_Objective:_ Please return the full listing below without altering anything.

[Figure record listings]
'''
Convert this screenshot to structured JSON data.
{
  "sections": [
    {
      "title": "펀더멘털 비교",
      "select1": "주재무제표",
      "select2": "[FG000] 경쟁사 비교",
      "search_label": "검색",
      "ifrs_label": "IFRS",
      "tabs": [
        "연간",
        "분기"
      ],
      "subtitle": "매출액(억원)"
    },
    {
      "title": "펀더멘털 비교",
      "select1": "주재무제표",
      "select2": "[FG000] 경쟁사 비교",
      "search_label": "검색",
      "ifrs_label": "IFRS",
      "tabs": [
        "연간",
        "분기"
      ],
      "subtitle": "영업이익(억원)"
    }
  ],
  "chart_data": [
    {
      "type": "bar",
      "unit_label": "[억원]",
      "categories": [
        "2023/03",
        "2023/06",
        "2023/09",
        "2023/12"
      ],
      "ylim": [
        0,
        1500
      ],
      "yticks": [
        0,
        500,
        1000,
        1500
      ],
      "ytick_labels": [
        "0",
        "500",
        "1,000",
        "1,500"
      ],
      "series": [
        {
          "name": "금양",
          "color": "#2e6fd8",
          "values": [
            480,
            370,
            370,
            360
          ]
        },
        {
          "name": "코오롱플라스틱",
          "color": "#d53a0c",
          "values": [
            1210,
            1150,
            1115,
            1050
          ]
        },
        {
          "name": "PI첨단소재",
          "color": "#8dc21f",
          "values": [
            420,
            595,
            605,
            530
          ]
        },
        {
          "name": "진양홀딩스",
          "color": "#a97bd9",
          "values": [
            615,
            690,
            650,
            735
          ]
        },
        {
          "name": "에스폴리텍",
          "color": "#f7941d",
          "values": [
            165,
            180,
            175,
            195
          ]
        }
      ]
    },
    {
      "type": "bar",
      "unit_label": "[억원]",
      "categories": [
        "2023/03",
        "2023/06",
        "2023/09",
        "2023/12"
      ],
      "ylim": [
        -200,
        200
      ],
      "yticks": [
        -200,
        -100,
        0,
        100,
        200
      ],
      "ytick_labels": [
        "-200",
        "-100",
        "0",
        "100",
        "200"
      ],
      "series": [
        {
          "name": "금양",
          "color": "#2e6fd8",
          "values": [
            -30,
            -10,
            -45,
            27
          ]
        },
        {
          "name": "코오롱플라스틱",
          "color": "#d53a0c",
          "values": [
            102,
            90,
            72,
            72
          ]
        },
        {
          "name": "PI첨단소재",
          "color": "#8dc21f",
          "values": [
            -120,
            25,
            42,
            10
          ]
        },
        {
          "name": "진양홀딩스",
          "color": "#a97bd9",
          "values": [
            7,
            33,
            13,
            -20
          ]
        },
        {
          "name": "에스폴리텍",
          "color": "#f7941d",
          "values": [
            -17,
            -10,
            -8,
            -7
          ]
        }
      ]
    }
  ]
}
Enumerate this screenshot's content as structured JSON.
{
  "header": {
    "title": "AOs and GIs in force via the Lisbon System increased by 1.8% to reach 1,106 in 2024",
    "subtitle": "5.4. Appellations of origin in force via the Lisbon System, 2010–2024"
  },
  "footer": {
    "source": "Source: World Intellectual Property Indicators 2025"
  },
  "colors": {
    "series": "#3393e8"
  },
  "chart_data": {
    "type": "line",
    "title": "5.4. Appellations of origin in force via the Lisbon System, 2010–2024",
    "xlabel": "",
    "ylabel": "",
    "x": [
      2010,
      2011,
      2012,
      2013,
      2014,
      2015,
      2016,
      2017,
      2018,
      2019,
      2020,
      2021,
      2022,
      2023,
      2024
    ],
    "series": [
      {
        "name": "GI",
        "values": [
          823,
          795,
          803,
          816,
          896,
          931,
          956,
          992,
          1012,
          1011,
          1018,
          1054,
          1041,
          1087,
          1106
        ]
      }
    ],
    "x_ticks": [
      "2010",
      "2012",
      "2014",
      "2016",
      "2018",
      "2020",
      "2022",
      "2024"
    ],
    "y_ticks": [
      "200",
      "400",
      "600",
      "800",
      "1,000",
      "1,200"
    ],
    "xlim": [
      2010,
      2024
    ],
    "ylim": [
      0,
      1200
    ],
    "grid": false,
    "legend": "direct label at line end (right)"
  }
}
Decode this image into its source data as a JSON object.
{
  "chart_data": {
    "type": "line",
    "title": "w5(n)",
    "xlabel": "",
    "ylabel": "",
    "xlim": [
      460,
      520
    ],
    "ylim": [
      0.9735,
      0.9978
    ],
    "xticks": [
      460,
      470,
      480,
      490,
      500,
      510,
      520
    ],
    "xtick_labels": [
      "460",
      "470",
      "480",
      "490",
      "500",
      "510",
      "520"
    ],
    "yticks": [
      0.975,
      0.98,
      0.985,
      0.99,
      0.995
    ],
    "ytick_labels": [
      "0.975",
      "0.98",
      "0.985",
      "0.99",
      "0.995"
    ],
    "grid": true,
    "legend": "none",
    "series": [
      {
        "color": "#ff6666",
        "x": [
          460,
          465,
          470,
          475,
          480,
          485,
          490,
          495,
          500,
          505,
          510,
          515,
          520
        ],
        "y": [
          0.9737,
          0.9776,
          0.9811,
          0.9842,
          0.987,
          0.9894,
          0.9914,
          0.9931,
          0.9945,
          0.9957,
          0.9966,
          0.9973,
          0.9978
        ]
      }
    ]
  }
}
'''
_Reply:_
Convert this screenshot to structured JSON data.
{
  "sections": [
    {
      "title": "펀더멘털 비교",
      "select1": "주재무제표",
      "select2": "[FG000] 경쟁사 비교",
      "search_label": "검색",
      "ifrs_label": "IFRS",
      "tabs": [
        "연간",
        "분기"
      ],
      "subtitle": "매출액(억원)"
    },
    {
      "title": "펀더멘털 비교",
      "select1": "주재무제표",
      "select2": "[FG000] 경쟁사 비교",
      "search_label": "검색",
      "ifrs_label": "IFRS",
      "tabs": [
        "연간",
        "분기"
      ],
      "subtitle": "영업이익(억원)"
    }
  ],
  "chart_data": [
    {
      "type": "bar",
      "unit_label": "[억원]",
      "categories": [
        "2023/03",
        "2023/06",
        "2023/09",
        "2023/12"
      ],
      "ylim": [
        0,
        1500
      ],
      "yticks": [
        0,
        500,
        1000,
        1500
      ],
      "ytick_labels": [
        "0",
        "500",
        "1,000",
        "1,500"
      ],
      "series": [
        {
          "name": "금양",
          "color": "#2e6fd8",
          "values": [
            480,
            370,
            370,
            360
          ]
        },
        {
          "name": "코오롱플라스틱",
          "color": "#d53a0c",
          "values": [
            1210,
            1150,
            1115,
            1050
          ]
        },
        {
          "name": "PI첨단소재",
          "color": "#8dc21f",
          "values": [
            420,
            595,
            605,
            530
          ]
        },
        {
          "name": "진양홀딩스",
          "color": "#a97bd9",
          "values": [
            615,
            690,
            650,
            735
          ]
        },
        {
          "name": "에스폴리텍",
          "color": "#f7941d",
          "values": [
            165,
            180,
            175,
            195
          ]
        }
      ]
    },
    {
      "type": "bar",
      "unit_label": "[억원]",
      "categories": [
        "2023/03",
        "2023/06",
        "2023/09",
        "2023/12"
      ],
      "ylim": [
        -200,
        200
      ],
      "yticks": [
        -200,
        -100,
        0,
        100,
        200
      ],
      "ytick_labels": [
        "-200",
        "-100",
        "0",
        "100",
        "200"
      ],
      "series": [
        {
          "name": "금양",
          "color": "#2e6fd8",
          "values": [
            -30,
            -10,
            -45,
            27
          ]
        },
        {
          "name": "코오롱플라스틱",
          "color": "#d53a0c",
          "values": [
            102,
            90,
            72,
            72
          ]
        },
        {
          "name": "PI첨단소재",
          "color": "#8dc21f",
          "values": [
            -120,
            25,
            42,
            10
          ]
        },
        {
          "name": "진양홀딩스",
          "color": "#a97bd9",
          "values": [
            7,
            33,
            13,
            -20
          ]
        },
        {
          "name": "에스폴리텍",
          "color": "#f7941d",
          "values": [
            -17,
            -10,
            -8,
            -7
          ]
        }
      ]
    }
  ]
}
Enumerate this screenshot's content as structured JSON.
{
  "header": {
    "title": "AOs and GIs in force via the Lisbon System increased by 1.8% to reach 1,106 in 2024",
    "subtitle": "5.4. Appellations of origin in force via the Lisbon System, 2010–2024"
  },
  "footer": {
    "source": "Source: World Intellectual Property Indicators 2025"
  },
  "colors": {
    "series": "#3393e8"
  },
  "chart_data": {
    "type": "line",
    "title": "5.4. Appellations of origin in force via the Lisbon System, 2010–2024",
    "xlabel": "",
    "ylabel": "",
    "x": [
      2010,
      2011,
      2012,
      2013,
      2014,
      2015,
      2016,
      2017,
      2018,
      2019,
      2020,
      2021,
      2022,
      2023,
      2024
    ],
    "series": [
      {
        "name": "GI",
        "values": [
          823,
          795,
          803,
          816,
          896,
          931,
          956,
          992,
          1012,
          1011,
          1018,
          1054,
          1041,
          1087,
          1106
        ]
      }
    ],
    "x_ticks": [
      "2010",
      "2012",
      "2014",
      "2016",
      "2018",
      "2020",
      "2022",
      "2024"
    ],
    "y_ticks": [
      "200",
      "400",
      "600",
      "800",
      "1,000",
      "1,200"
    ],
    "xlim": [
      2010,
      2024
    ],
    "ylim": [
      0,
      1200
    ],
    "grid": false,
    "legend": "direct label at line end (right)"
  }
}
Decode this image into its source data as a JSON object.
{
  "chart_data": {
    "type": "line",
    "title": "w5(n)",
    "xlabel": "",
    "ylabel": "",
    "xlim": [
      460,
      520
    ],
    "ylim": [
      0.9735,
      0.9978
    ],
    "xticks": [
      460,
      470,
      480,
      490,
      500,
      510,
      520
    ],
    "xtick_labels": [
      "460",
      "470",
      "480",
      "490",
      "500",
      "510",
      "520"
    ],
    "yticks": [
      0.975,
      0.98,
      0.985,
      0.99,
      0.995
    ],
    "ytick_labels": [
      "0.975",
      "0.98",
      "0.985",
      "0.99",
      "0.995"
    ],
    "grid": true,
    "legend": "none",
    "series": [
      {
        "color": "#ff6666",
        "x": [
          460,
          465,
          470,
          475,
          480,
          485,
          490,
          495,
          500,
          505,
          510,
          515,
          520
        ],
        "y": [
          0.9737,
          0.9776,
          0.9811,
          0.9842,
          0.987,
          0.9894,
          0.9914,
          0.9931,
          0.9945,
          0.9957,
          0.9966,
          0.9973,
          0.9978
        ]
      }
    ]
  }
}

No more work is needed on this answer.